Determine how many lines hold "Today" and give only that number.

**Source records**

** BEGIN **

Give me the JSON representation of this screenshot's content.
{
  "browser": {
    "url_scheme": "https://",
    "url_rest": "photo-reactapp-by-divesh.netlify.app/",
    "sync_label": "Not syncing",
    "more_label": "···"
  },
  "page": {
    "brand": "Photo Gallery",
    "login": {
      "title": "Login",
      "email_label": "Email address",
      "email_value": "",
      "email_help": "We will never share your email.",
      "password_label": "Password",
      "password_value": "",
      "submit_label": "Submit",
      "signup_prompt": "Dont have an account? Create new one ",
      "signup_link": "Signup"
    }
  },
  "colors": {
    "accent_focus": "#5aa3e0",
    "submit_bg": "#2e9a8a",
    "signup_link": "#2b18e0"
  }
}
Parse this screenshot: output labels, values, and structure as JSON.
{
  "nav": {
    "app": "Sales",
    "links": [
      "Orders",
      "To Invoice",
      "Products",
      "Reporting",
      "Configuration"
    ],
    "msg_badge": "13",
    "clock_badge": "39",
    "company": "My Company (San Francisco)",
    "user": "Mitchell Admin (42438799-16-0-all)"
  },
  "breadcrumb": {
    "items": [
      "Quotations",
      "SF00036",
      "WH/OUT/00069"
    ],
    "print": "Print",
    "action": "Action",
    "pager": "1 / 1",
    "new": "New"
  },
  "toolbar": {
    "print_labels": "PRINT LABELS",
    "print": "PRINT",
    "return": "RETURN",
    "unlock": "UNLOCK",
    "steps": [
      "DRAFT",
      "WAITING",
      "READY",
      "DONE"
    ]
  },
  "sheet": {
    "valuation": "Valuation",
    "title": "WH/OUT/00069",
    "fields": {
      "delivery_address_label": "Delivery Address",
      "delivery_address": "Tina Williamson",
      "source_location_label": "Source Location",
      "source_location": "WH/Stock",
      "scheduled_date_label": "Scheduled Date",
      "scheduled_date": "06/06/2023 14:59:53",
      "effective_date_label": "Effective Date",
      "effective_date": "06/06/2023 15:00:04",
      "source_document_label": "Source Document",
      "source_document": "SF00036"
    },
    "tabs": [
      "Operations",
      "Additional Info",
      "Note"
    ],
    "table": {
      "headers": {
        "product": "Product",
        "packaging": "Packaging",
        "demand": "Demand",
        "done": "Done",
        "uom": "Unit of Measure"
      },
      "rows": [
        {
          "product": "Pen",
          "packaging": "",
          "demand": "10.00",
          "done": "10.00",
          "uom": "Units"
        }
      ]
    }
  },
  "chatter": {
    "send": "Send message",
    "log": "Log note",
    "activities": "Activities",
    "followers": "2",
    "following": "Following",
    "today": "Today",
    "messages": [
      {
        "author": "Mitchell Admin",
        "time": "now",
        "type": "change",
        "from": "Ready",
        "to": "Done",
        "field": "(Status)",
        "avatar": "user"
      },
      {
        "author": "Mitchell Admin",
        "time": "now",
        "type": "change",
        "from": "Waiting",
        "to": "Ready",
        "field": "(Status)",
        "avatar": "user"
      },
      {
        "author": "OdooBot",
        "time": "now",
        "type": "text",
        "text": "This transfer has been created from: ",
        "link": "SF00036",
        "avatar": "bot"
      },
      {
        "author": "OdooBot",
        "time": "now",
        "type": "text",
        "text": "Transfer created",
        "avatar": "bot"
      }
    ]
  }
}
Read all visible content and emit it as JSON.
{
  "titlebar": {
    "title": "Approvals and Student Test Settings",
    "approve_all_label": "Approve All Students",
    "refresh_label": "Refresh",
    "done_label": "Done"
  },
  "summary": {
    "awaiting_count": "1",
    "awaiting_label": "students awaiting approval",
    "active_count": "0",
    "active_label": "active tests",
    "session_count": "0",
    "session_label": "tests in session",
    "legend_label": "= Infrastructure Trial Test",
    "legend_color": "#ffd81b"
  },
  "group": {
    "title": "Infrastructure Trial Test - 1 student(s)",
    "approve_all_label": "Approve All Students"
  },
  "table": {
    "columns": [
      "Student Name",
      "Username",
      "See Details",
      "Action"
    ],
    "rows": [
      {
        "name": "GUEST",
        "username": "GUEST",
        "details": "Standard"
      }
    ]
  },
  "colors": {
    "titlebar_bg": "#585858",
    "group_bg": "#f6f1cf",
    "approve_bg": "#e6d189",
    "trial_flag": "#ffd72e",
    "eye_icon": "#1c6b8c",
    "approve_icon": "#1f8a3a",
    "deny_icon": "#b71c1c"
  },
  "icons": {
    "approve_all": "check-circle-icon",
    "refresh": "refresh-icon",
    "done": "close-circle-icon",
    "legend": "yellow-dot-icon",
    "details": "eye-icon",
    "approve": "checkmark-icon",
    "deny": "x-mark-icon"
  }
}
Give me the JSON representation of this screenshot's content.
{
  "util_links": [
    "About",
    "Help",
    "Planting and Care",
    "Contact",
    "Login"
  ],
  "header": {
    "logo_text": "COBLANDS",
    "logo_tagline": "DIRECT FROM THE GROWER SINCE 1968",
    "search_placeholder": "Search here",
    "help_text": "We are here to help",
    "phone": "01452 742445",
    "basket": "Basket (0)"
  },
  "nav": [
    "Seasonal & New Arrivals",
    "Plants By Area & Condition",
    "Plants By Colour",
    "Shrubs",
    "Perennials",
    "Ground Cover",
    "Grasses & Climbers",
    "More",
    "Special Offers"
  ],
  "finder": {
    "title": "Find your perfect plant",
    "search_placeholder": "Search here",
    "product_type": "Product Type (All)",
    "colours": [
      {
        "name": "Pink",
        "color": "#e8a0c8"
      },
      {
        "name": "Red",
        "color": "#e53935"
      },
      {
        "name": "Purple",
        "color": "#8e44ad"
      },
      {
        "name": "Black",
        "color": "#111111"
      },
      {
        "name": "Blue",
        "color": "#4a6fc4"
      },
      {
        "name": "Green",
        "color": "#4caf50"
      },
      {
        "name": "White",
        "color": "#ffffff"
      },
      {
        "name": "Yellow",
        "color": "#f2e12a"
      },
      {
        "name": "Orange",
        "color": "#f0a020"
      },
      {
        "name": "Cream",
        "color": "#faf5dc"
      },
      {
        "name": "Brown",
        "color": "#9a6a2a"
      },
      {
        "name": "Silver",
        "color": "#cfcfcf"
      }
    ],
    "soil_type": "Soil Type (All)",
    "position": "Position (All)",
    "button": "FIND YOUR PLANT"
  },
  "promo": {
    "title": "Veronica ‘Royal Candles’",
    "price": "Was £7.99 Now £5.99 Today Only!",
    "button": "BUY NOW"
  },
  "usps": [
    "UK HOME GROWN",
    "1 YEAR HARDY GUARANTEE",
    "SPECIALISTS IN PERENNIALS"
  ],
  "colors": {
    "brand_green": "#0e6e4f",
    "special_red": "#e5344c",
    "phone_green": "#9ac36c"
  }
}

** END **

**Output of the exercise**
2